INSTRUCTIONS FOR THE TASK
Return, word for word, every line that follows.

INPUT FOR THIS TASK
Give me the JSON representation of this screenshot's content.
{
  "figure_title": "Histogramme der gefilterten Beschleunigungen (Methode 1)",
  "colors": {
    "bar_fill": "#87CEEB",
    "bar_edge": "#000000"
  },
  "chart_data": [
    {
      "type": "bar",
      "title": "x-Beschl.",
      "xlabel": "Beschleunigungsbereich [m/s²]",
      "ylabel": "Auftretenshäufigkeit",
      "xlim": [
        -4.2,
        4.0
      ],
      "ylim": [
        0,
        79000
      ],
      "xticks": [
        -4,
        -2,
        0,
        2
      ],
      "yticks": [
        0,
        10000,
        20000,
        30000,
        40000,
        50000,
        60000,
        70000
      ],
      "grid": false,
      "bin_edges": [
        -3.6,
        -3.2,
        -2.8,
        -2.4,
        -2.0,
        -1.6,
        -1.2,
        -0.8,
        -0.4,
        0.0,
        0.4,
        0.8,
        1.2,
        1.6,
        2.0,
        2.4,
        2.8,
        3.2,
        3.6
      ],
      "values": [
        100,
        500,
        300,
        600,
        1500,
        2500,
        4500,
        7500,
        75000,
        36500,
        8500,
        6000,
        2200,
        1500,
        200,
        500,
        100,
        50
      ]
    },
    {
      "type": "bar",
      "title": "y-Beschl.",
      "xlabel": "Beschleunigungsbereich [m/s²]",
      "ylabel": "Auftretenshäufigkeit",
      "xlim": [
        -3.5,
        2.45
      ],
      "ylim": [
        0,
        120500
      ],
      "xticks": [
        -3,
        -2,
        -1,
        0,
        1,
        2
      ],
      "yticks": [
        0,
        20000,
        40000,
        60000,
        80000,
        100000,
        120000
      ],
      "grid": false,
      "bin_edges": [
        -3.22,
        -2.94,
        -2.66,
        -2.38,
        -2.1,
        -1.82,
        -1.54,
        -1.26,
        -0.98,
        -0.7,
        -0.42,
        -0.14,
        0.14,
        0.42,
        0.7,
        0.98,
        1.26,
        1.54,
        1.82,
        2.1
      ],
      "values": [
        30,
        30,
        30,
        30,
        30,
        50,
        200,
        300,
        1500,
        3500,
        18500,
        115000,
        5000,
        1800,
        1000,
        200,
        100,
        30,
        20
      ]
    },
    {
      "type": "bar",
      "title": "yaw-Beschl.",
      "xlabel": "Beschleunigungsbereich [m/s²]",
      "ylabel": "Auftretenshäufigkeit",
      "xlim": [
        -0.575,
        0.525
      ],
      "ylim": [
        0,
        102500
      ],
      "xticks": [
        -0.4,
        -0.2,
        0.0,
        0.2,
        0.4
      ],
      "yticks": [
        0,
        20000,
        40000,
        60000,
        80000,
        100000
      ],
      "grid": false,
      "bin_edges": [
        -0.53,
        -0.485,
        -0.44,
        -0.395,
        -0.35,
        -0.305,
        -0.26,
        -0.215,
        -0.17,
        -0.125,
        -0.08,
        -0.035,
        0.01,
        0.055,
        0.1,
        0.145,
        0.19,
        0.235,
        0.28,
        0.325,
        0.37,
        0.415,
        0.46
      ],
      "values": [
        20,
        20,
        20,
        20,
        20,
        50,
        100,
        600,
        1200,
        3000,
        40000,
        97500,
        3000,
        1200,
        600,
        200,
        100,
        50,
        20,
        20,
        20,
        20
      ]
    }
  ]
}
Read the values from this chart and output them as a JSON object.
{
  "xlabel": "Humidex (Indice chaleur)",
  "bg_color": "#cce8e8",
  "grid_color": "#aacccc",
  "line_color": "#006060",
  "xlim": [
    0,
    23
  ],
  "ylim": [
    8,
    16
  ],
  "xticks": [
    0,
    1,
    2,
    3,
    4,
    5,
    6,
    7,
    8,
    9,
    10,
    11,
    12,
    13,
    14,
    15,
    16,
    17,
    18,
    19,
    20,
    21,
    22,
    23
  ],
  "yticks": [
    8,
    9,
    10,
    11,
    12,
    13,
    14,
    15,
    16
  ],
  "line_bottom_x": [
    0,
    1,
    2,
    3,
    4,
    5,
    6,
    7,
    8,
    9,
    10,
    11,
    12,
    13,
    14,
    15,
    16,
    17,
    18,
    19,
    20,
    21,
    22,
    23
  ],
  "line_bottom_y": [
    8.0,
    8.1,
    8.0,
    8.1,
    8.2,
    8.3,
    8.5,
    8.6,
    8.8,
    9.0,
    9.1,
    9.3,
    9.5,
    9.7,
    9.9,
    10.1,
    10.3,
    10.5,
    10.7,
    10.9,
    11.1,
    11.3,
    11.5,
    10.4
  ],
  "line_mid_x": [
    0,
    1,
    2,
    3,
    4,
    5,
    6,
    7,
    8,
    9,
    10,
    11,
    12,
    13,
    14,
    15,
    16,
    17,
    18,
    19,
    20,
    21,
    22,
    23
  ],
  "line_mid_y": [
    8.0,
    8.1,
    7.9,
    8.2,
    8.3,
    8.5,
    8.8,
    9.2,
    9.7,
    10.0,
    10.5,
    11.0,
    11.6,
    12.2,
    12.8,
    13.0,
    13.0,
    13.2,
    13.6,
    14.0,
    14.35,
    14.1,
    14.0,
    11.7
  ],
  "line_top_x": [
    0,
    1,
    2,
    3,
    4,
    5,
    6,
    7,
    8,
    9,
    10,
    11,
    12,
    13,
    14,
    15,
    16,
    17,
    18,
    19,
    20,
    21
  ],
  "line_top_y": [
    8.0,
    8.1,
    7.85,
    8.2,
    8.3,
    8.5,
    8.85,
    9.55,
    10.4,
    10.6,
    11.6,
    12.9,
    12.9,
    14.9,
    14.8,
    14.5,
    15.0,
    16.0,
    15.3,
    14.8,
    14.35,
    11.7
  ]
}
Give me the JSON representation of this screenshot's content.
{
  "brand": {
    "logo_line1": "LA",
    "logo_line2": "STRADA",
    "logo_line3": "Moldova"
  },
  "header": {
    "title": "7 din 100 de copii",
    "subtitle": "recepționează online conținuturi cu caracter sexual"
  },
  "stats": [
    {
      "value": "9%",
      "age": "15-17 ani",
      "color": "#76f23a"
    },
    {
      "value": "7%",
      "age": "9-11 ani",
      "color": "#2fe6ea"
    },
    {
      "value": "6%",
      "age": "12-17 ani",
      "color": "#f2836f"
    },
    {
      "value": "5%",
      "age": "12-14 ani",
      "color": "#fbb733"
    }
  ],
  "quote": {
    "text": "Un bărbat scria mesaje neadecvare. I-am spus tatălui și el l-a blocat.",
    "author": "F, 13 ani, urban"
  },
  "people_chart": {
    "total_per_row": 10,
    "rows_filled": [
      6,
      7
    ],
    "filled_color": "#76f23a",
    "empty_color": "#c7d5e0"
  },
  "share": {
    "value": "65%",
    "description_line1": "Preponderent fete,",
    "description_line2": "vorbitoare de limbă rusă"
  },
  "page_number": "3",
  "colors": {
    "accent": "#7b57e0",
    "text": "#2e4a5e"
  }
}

RESPONSE TO THE TASK
Give me the JSON representation of this screenshot's content.
{
  "figure_title": "Histogramme der gefilterten Beschleunigungen (Methode 1)",
  "colors": {
    "bar_fill": "#87CEEB",
    "bar_edge": "#000000"
  },
  "chart_data": [
    {
      "type": "bar",
      "title": "x-Beschl.",
      "xlabel": "Beschleunigungsbereich [m/s²]",
      "ylabel": "Auftretenshäufigkeit",
      "xlim": [
        -4.2,
        4.0
      ],
      "ylim": [
        0,
        79000
      ],
      "xticks": [
        -4,
        -2,
        0,
        2
      ],
      "yticks": [
        0,
        10000,
        20000,
        30000,
        40000,
        50000,
        60000,
        70000
      ],
      "grid": false,
      "bin_edges": [
        -3.6,
        -3.2,
        -2.8,
        -2.4,
        -2.0,
        -1.6,
        -1.2,
        -0.8,
        -0.4,
        0.0,
        0.4,
        0.8,
        1.2,
        1.6,
        2.0,
        2.4,
        2.8,
        3.2,
        3.6
      ],
      "values": [
        100,
        500,
        300,
        600,
        1500,
        2500,
        4500,
        7500,
        75000,
        36500,
        8500,
        6000,
        2200,
        1500,
        200,
        500,
        100,
        50
      ]
    },
    {
      "type": "bar",
      "title": "y-Beschl.",
      "xlabel": "Beschleunigungsbereich [m/s²]",
      "ylabel": "Auftretenshäufigkeit",
      "xlim": [
        -3.5,
        2.45
      ],
      "ylim": [
        0,
        120500
      ],
      "xticks": [
        -3,
        -2,
        -1,
        0,
        1,
        2
      ],
      "yticks": [
        0,
        20000,
        40000,
        60000,
        80000,
        100000,
        120000
      ],
      "grid": false,
      "bin_edges": [
        -3.22,
        -2.94,
        -2.66,
        -2.38,
        -2.1,
        -1.82,
        -1.54,
        -1.26,
        -0.98,
        -0.7,
        -0.42,
        -0.14,
        0.14,
        0.42,
        0.7,
        0.98,
        1.26,
        1.54,
        1.82,
        2.1
      ],
      "values": [
        30,
        30,
        30,
        30,
        30,
        50,
        200,
        300,
        1500,
        3500,
        18500,
        115000,
        5000,
        1800,
        1000,
        200,
        100,
        30,
        20
      ]
    },
    {
      "type": "bar",
      "title": "yaw-Beschl.",
      "xlabel": "Beschleunigungsbereich [m/s²]",
      "ylabel": "Auftretenshäufigkeit",
      "xlim": [
        -0.575,
        0.525
      ],
      "ylim": [
        0,
        102500
      ],
      "xticks": [
        -0.4,
        -0.2,
        0.0,
        0.2,
        0.4
      ],
      "yticks": [
        0,
        20000,
        40000,
        60000,
        80000,
        100000
      ],
      "grid": false,
      "bin_edges": [
        -0.53,
        -0.485,
        -0.44,
        -0.395,
        -0.35,
        -0.305,
        -0.26,
        -0.215,
        -0.17,
        -0.125,
        -0.08,
        -0.035,
        0.01,
        0.055,
        0.1,
        0.145,
        0.19,
        0.235,
        0.28,
        0.325,
        0.37,
        0.415,
        0.46
      ],
      "values": [
        20,
        20,
        20,
        20,
        20,
        50,
        100,
        600,
        1200,
        3000,
        40000,
        97500,
        3000,
        1200,
        600,
        200,
        100,
        50,
        20,
        20,
        20,
        20
      ]
    }
  ]
}
Read the values from this chart and output them as a JSON object.
{
  "xlabel": "Humidex (Indice chaleur)",
  "bg_color": "#cce8e8",
  "grid_color": "#aacccc",
  "line_color": "#006060",
  "xlim": [
    0,
    23
  ],
  "ylim": [
    8,
    16
  ],
  "xticks": [
    0,
    1,
    2,
    3,
    4,
    5,
    6,
    7,
    8,
    9,
    10,
    11,
    12,
    13,
    14,
    15,
    16,
    17,
    18,
    19,
    20,
    21,
    22,
    23
  ],
  "yticks": [
    8,
    9,
    10,
    11,
    12,
    13,
    14,
    15,
    16
  ],
  "line_bottom_x": [
    0,
    1,
    2,
    3,
    4,
    5,
    6,
    7,
    8,
    9,
    10,
    11,
    12,
    13,
    14,
    15,
    16,
    17,
    18,
    19,
    20,
    21,
    22,
    23
  ],
  "line_bottom_y": [
    8.0,
    8.1,
    8.0,
    8.1,
    8.2,
    8.3,
    8.5,
    8.6,
    8.8,
    9.0,
    9.1,
    9.3,
    9.5,
    9.7,
    9.9,
    10.1,
    10.3,
    10.5,
    10.7,
    10.9,
    11.1,
    11.3,
    11.5,
    10.4
  ],
  "line_mid_x": [
    0,
    1,
    2,
    3,
    4,
    5,
    6,
    7,
    8,
    9,
    10,
    11,
    12,
    13,
    14,
    15,
    16,
    17,
    18,
    19,
    20,
    21,
    22,
    23
  ],
  "line_mid_y": [
    8.0,
    8.1,
    7.9,
    8.2,
    8.3,
    8.5,
    8.8,
    9.2,
    9.7,
    10.0,
    10.5,
    11.0,
    11.6,
    12.2,
    12.8,
    13.0,
    13.0,
    13.2,
    13.6,
    14.0,
    14.35,
    14.1,
    14.0,
    11.7
  ],
  "line_top_x": [
    0,
    1,
    2,
    3,
    4,
    5,
    6,
    7,
    8,
    9,
    10,
    11,
    12,
    13,
    14,
    15,
    16,
    17,
    18,
    19,
    20,
    21
  ],
  "line_top_y": [
    8.0,
    8.1,
    7.85,
    8.2,
    8.3,
    8.5,
    8.85,
    9.55,
    10.4,
    10.6,
    11.6,
    12.9,
    12.9,
    14.9,
    14.8,
    14.5,
    15.0,
    16.0,
    15.3,
    14.8,
    14.35,
    11.7
  ]
}
Give me the JSON representation of this screenshot's content.
{
  "brand": {
    "logo_line1": "LA",
    "logo_line2": "STRADA",
    "logo_line3": "Moldova"
  },
  "header": {
    "title": "7 din 100 de copii",
    "subtitle": "recepționează online conținuturi cu caracter sexual"
  },
  "stats": [
    {
      "value": "9%",
      "age": "15-17 ani",
      "color": "#76f23a"
    },
    {
      "value": "7%",
      "age": "9-11 ani",
      "color": "#2fe6ea"
    },
    {
      "value": "6%",
      "age": "12-17 ani",
      "color": "#f2836f"
    },
    {
      "value": "5%",
      "age": "12-14 ani",
      "color": "#fbb733"
    }
  ],
  "quote": {
    "text": "Un bărbat scria mesaje neadecvare. I-am spus tatălui și el l-a blocat.",
    "author": "F, 13 ani, urban"
  },
  "people_chart": {
    "total_per_row": 10,
    "rows_filled": [
      6,
      7
    ],
    "filled_color": "#76f23a",
    "empty_color": "#c7d5e0"
  },
  "share": {
    "value": "65%",
    "description_line1": "Preponderent fete,",
    "description_line2": "vorbitoare de limbă rusă"
  },
  "page_number": "3",
  "colors": {
    "accent": "#7b57e0",
    "text": "#2e4a5e"
  }
}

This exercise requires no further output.